• [PROVIDED MATERIAL]:
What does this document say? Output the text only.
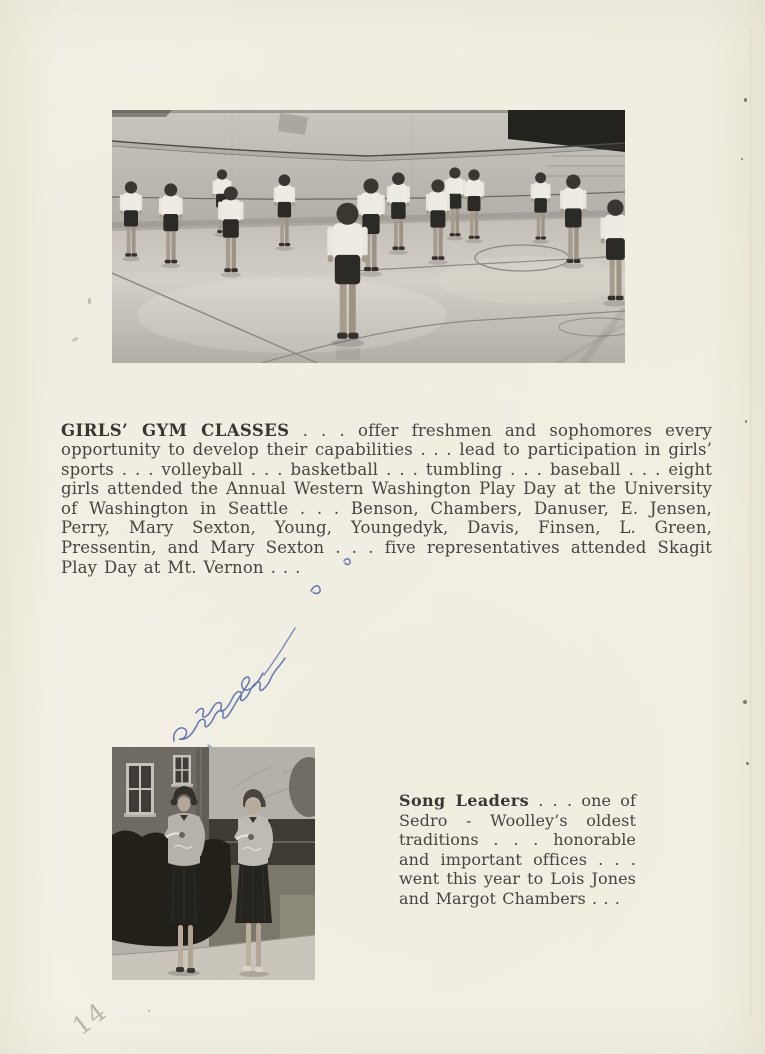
GIRLS’ GYM CLASSES . . . offer freshmen and sophomores every opportunity to develop their capabilities . . . lead to participation in girls’ sports . . . volleyball . . . basketball . . . tumbling . . . baseball . . . eight girls attended the Annual Western Washington Play Day at the University of Washington in Seattle . . . Benson, Chambers, Danuser, E. Jensen, Perry, Mary Sexton, Young, Youngedyk, Davis, Finsen, L. Green, Pressentin, and Mary Sexton . . . five representatives attended Skagit Play Day at Mt. Vernon . . .

Song Leaders . . . one of Sedro - Woolley’s oldest traditions . . . honorable and important offices . . . went this year to Lois Jones and Margot Chambers . . .

14
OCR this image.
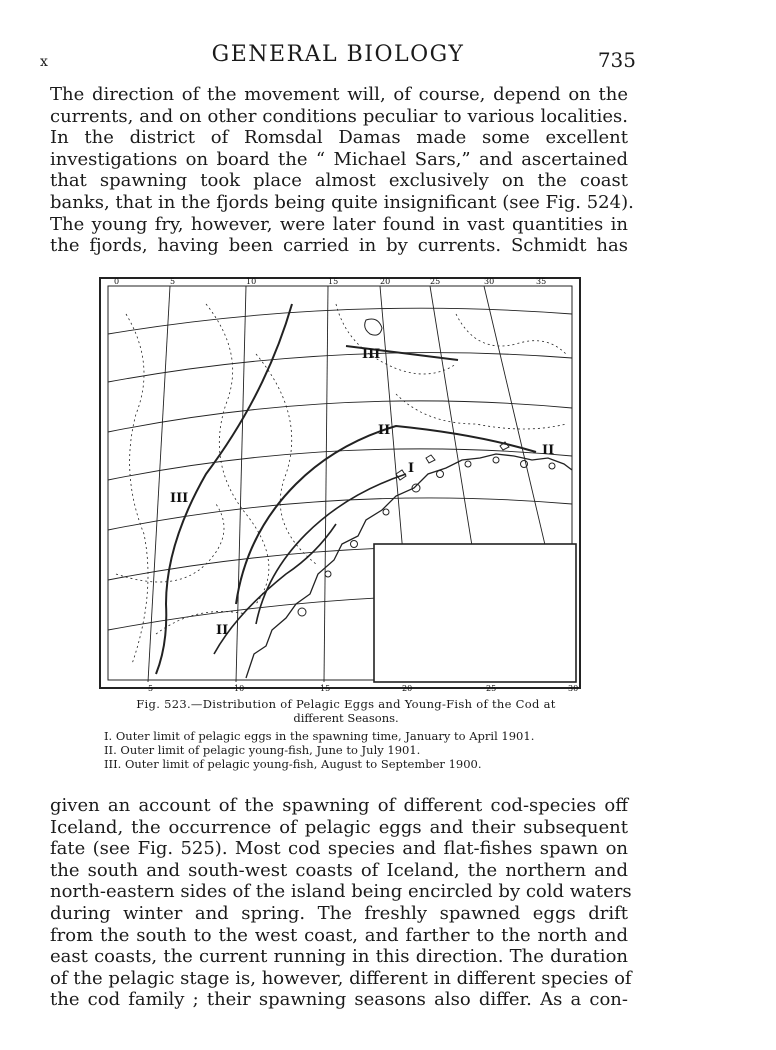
x	GENERAL BIOLOGY	735
The direction of the movement will, of course, depend on the
currents, and on other conditions peculiar to various localities.
In the district of Romsdal Damas made some excellent
investigations on board the “ Michael Sars,” and ascertained
that spawning took place almost exclusively on the coast
banks, that in the fjords being quite insignificant (see Fig. 524).
The young fry, however, were later found in vast quantities in
the fjords, having been carried in by currents. Schmidt has
III
II
III
II
I
II
0	5	10	15	20	25	30	35
5	10	15	20	25	30
Fig. 523.—Distribution of Pelagic Eggs and Young-Fish of the Cod at
different Seasons.
I. Outer limit of pelagic eggs in the spawning time, January to April 1901.
II. Outer limit of pelagic young-fish, June to July 1901.
III. Outer limit of pelagic young-fish, August to September 1900.
given an account of the spawning of different cod-species off
Iceland, the occurrence of pelagic eggs and their subsequent
fate (see Fig. 525). Most cod species and flat-fishes spawn on
the south and south-west coasts of Iceland, the northern and
north-eastern sides of the island being encircled by cold waters
during winter and spring. The freshly spawned eggs drift
from the south to the west coast, and farther to the north and
east coasts, the current running in this direction. The duration
of the pelagic stage is, however, different in different species of
the cod family ; their spawning seasons also differ. As a con-
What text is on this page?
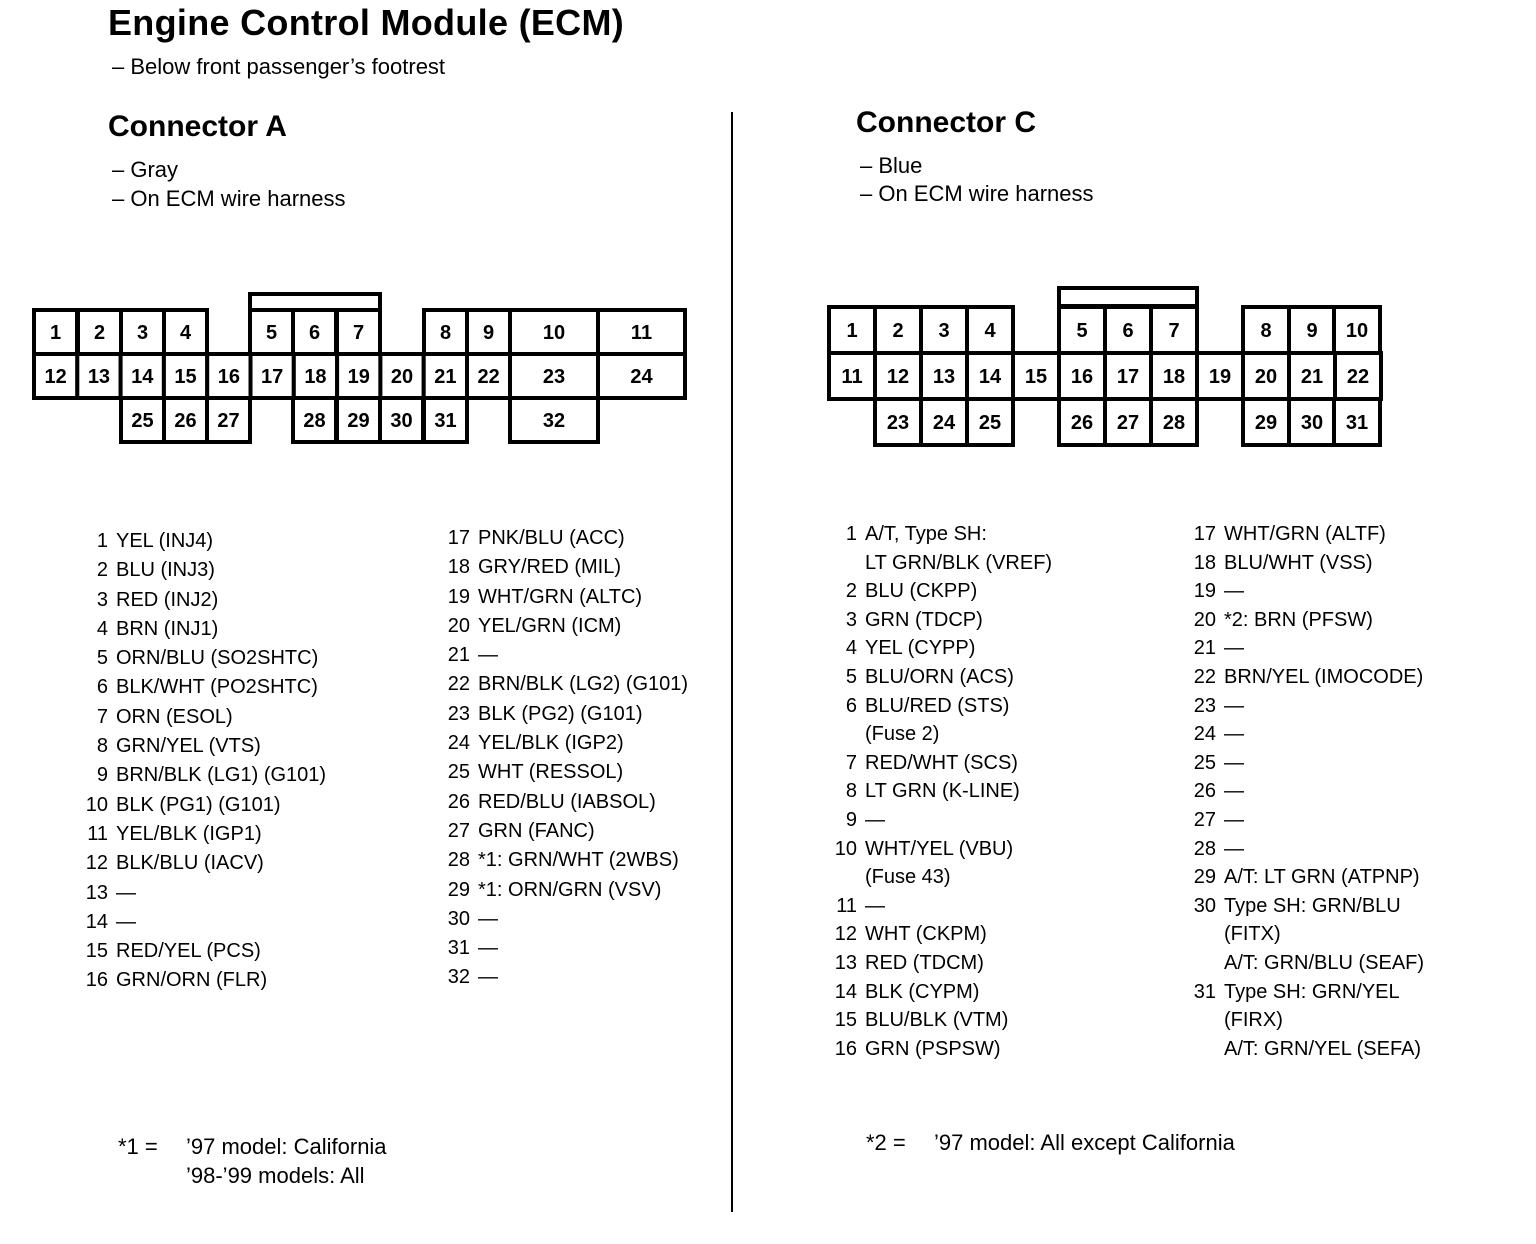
Engine Control Module (ECM)
– Below front passenger’s footrest
Connector A
– Gray
– On ECM wire harness
Connector C
– Blue
– On ECM wire harness
1 2 3 4	5 6 7	8 9 10	11
12 13 14 15 16 17 18 19 20 21 22 23	24
25 26 27	28 29 30 31	32
1 2 3 4	5 6 7	8 9 10
11 12 13 14 15 16 17 18 19 20 21 22
23 24 25	26 27 28	29 30 31
1 YEL (INJ4)
2 BLU (INJ3)
3 RED (INJ2)
4 BRN (INJ1)
5 ORN/BLU (SO2SHTC)
6 BLK/WHT (PO2SHTC)
7 ORN (ESOL)
8 GRN/YEL (VTS)
9 BRN/BLK (LG1) (G101)
10 BLK (PG1) (G101)
11 YEL/BLK (IGP1)
12 BLK/BLU (IACV)
13 —
14 —
15 RED/YEL (PCS)
16 GRN/ORN (FLR)
17 PNK/BLU (ACC)
18 GRY/RED (MIL)
19 WHT/GRN (ALTC)
20 YEL/GRN (ICM)
21 —
22 BRN/BLK (LG2) (G101)
23 BLK (PG2) (G101)
24 YEL/BLK (IGP2)
25 WHT (RESSOL)
26 RED/BLU (IABSOL)
27 GRN (FANC)
28 *1: GRN/WHT (2WBS)
29 *1: ORN/GRN (VSV)
30 —
31 —
32 —
1 A/T, Type SH:
LT GRN/BLK (VREF)
2 BLU (CKPP)
3 GRN (TDCP)
4 YEL (CYPP)
5 BLU/ORN (ACS)
6 BLU/RED (STS)
(Fuse 2)
7 RED/WHT (SCS)
8 LT GRN (K-LINE)
9 —
10 WHT/YEL (VBU)
(Fuse 43)
11 —
12 WHT (CKPM)
13 RED (TDCM)
14 BLK (CYPM)
15 BLU/BLK (VTM)
16 GRN (PSPSW)
17 WHT/GRN (ALTF)
18 BLU/WHT (VSS)
19 —
20 *2: BRN (PFSW)
21 —
22 BRN/YEL (IMOCODE)
23 —
24 —
25 —
26 —
27 —
28 —
29 A/T: LT GRN (ATPNP)
30 Type SH: GRN/BLU
(FITX)
A/T: GRN/BLU (SEAF)
31 Type SH: GRN/YEL
(FIRX)
A/T: GRN/YEL (SEFA)
*1 =	’97 model: California
’98-’99 models: All
*2 =	’97 model: All except California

• [EXERCISE DETAILS]:
Repeat exactly the lines in the entries from the one containing "What text is on this page?" to the final line, inclusive, and nothing beyond them; skip pictures.

• [CORRECT ANSWER]:
What text is on this page?
Engine Control Module (ECM)
– Below front passenger’s footrest
Connector A
– Gray
– On ECM wire harness
Connector C
– Blue
– On ECM wire harness
1 2 3 4	5 6 7	8 9 10	11
12 13 14 15 16 17 18 19 20 21 22 23	24
25 26 27	28 29 30 31	32
1 2 3 4	5 6 7	8 9 10
11 12 13 14 15 16 17 18 19 20 21 22
23 24 25	26 27 28	29 30 31
1 YEL (INJ4)
2 BLU (INJ3)
3 RED (INJ2)
4 BRN (INJ1)
5 ORN/BLU (SO2SHTC)
6 BLK/WHT (PO2SHTC)
7 ORN (ESOL)
8 GRN/YEL (VTS)
9 BRN/BLK (LG1) (G101)
10 BLK (PG1) (G101)
11 YEL/BLK (IGP1)
12 BLK/BLU (IACV)
13 —
14 —
15 RED/YEL (PCS)
16 GRN/ORN (FLR)
17 PNK/BLU (ACC)
18 GRY/RED (MIL)
19 WHT/GRN (ALTC)
20 YEL/GRN (ICM)
21 —
22 BRN/BLK (LG2) (G101)
23 BLK (PG2) (G101)
24 YEL/BLK (IGP2)
25 WHT (RESSOL)
26 RED/BLU (IABSOL)
27 GRN (FANC)
28 *1: GRN/WHT (2WBS)
29 *1: ORN/GRN (VSV)
30 —
31 —
32 —
1 A/T, Type SH:
LT GRN/BLK (VREF)
2 BLU (CKPP)
3 GRN (TDCP)
4 YEL (CYPP)
5 BLU/ORN (ACS)
6 BLU/RED (STS)
(Fuse 2)
7 RED/WHT (SCS)
8 LT GRN (K-LINE)
9 —
10 WHT/YEL (VBU)
(Fuse 43)
11 —
12 WHT (CKPM)
13 RED (TDCM)
14 BLK (CYPM)
15 BLU/BLK (VTM)
16 GRN (PSPSW)
17 WHT/GRN (ALTF)
18 BLU/WHT (VSS)
19 —
20 *2: BRN (PFSW)
21 —
22 BRN/YEL (IMOCODE)
23 —
24 —
25 —
26 —
27 —
28 —
29 A/T: LT GRN (ATPNP)
30 Type SH: GRN/BLU
(FITX)
A/T: GRN/BLU (SEAF)
31 Type SH: GRN/YEL
(FIRX)
A/T: GRN/YEL (SEFA)
*1 =	’97 model: California
’98-’99 models: All
*2 =	’97 model: All except California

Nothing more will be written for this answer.